■ Problem:
Gather all lines with the word "image" in them.

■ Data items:
---+---

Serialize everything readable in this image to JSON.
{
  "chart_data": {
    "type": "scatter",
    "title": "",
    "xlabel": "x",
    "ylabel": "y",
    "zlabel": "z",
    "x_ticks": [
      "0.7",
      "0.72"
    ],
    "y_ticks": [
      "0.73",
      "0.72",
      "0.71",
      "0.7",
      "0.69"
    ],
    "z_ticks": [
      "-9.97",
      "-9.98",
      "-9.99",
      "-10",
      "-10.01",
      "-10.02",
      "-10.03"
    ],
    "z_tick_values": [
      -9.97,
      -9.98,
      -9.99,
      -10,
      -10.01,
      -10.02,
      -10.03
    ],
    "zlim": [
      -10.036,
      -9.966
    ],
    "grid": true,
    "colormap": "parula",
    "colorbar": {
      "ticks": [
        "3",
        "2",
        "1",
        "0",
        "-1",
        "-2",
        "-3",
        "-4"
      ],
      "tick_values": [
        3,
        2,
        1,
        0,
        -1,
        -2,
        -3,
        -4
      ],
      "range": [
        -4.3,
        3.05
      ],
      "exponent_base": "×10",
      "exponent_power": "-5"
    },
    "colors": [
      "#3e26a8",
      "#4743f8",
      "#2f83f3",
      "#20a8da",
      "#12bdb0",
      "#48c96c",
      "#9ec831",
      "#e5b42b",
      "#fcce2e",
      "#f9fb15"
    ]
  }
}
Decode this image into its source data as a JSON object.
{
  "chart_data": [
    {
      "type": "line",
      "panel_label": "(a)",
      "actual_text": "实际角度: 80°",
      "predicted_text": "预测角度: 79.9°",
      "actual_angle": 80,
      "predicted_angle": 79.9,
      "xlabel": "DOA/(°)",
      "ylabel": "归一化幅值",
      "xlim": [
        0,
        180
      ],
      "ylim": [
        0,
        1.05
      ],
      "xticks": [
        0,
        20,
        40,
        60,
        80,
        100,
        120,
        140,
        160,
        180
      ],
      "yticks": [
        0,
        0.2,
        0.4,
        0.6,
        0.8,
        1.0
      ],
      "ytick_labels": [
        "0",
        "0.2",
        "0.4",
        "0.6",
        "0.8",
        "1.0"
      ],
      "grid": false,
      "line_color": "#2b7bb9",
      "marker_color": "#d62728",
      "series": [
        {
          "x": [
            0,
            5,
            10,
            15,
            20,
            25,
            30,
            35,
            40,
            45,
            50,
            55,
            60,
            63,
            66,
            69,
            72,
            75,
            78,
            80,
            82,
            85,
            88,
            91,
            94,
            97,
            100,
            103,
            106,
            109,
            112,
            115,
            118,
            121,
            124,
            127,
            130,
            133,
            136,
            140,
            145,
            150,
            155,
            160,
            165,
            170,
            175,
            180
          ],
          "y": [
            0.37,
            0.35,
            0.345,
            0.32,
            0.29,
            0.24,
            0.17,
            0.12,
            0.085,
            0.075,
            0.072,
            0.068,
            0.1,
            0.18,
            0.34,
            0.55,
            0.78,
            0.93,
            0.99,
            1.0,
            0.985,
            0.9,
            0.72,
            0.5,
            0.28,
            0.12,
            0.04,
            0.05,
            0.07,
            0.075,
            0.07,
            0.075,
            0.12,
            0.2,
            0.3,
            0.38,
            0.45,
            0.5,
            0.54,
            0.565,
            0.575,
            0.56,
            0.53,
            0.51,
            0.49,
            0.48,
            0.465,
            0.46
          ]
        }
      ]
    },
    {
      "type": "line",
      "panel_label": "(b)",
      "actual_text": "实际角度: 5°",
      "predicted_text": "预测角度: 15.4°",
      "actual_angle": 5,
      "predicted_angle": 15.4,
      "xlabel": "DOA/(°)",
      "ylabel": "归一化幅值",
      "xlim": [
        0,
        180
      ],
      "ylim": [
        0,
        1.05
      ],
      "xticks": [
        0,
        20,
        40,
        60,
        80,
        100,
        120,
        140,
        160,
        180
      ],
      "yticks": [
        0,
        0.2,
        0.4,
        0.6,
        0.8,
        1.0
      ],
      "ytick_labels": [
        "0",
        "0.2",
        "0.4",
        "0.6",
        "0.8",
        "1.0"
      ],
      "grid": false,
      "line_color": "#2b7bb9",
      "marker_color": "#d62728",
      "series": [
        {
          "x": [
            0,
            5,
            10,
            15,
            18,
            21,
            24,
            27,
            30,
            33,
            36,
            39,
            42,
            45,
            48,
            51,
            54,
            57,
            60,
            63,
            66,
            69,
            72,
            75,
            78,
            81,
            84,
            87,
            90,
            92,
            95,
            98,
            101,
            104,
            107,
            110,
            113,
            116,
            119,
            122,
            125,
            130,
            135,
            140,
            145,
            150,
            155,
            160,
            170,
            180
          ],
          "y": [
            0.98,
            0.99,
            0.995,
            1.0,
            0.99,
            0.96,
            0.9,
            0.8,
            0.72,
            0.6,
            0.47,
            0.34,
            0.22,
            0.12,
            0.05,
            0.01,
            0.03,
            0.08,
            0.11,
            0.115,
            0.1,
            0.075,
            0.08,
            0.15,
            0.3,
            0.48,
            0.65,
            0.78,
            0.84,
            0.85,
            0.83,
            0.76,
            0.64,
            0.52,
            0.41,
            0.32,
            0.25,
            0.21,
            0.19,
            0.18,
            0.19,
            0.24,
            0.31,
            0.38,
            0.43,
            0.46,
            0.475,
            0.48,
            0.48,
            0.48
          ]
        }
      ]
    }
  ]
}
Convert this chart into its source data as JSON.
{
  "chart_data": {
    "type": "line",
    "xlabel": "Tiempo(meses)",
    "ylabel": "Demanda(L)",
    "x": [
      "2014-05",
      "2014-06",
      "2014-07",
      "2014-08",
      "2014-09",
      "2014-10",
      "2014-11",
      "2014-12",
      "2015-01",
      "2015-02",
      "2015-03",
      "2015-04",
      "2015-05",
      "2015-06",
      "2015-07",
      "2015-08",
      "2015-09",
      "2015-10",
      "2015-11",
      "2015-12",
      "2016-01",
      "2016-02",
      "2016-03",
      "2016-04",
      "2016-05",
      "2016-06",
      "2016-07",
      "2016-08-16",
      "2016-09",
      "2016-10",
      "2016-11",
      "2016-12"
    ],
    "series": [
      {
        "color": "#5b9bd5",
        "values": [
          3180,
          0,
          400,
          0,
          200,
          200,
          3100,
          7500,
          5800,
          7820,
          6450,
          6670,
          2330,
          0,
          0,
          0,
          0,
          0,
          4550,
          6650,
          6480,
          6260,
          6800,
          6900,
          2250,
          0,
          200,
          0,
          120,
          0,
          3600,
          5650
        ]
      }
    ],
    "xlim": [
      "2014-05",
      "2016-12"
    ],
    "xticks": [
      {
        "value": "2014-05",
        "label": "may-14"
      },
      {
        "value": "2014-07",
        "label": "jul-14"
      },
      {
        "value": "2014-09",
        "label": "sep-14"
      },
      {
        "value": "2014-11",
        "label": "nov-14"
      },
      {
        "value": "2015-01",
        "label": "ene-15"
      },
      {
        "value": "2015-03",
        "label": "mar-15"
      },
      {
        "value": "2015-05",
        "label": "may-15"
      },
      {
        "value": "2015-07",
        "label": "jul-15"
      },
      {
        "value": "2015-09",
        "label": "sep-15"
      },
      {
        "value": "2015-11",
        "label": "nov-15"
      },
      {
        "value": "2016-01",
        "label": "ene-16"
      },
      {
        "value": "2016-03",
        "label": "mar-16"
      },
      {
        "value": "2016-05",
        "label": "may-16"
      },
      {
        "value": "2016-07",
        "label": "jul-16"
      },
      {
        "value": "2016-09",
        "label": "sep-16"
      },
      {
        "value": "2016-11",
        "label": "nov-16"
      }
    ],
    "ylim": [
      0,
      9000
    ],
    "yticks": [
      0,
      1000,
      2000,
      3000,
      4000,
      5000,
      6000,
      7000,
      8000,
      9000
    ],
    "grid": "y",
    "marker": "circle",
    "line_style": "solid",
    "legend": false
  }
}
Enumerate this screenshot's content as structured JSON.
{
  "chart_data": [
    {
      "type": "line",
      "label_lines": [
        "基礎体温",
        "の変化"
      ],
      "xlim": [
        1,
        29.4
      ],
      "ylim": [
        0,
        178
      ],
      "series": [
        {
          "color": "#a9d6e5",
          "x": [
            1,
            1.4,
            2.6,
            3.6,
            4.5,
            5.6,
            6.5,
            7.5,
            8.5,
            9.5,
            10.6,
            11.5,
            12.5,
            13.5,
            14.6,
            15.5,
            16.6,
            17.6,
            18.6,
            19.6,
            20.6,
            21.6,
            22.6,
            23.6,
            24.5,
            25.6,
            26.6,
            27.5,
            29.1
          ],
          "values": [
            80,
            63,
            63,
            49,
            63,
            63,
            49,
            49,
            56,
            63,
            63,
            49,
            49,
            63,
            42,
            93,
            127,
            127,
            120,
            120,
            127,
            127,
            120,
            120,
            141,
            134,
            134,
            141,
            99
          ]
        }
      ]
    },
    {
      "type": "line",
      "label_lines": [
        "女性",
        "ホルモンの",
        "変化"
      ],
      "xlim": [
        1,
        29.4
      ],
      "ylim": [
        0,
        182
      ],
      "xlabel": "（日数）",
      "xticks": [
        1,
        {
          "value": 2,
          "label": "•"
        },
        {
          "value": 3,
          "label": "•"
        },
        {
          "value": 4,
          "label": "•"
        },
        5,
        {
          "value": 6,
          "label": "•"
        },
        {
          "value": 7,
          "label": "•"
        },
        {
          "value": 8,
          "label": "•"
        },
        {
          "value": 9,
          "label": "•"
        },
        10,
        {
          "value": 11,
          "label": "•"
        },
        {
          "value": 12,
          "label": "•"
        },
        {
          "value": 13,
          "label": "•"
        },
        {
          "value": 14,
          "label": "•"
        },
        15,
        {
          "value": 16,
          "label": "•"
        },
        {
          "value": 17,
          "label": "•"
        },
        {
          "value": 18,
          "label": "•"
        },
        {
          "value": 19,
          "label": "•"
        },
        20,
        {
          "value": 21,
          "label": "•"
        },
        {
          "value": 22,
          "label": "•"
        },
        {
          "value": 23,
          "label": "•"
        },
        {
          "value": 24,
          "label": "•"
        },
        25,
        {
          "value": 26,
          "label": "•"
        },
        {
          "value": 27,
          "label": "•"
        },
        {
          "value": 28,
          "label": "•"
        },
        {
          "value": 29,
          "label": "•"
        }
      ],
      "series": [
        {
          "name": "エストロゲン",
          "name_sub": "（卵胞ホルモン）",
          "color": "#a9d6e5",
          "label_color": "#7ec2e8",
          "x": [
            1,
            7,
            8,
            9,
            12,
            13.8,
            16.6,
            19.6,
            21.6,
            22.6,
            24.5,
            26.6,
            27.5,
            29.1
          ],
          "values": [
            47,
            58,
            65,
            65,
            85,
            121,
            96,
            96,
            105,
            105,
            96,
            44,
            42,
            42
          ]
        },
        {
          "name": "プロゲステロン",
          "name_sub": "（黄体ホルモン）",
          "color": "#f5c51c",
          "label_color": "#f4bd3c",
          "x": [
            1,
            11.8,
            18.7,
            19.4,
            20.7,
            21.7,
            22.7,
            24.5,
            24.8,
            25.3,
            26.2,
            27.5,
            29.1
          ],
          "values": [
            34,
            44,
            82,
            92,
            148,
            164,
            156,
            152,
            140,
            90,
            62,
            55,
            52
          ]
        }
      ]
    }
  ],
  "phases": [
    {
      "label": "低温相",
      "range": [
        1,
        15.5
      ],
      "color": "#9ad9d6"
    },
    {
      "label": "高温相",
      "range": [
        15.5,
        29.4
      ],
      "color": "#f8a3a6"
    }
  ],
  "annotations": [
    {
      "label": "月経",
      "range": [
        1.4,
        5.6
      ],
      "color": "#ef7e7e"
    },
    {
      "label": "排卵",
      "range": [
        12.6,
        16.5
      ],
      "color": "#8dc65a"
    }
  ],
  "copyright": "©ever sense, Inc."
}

---+---

■ Correct answer:
Serialize everything readable in this image to JSON.
Decode this image into its source data as a JSON object.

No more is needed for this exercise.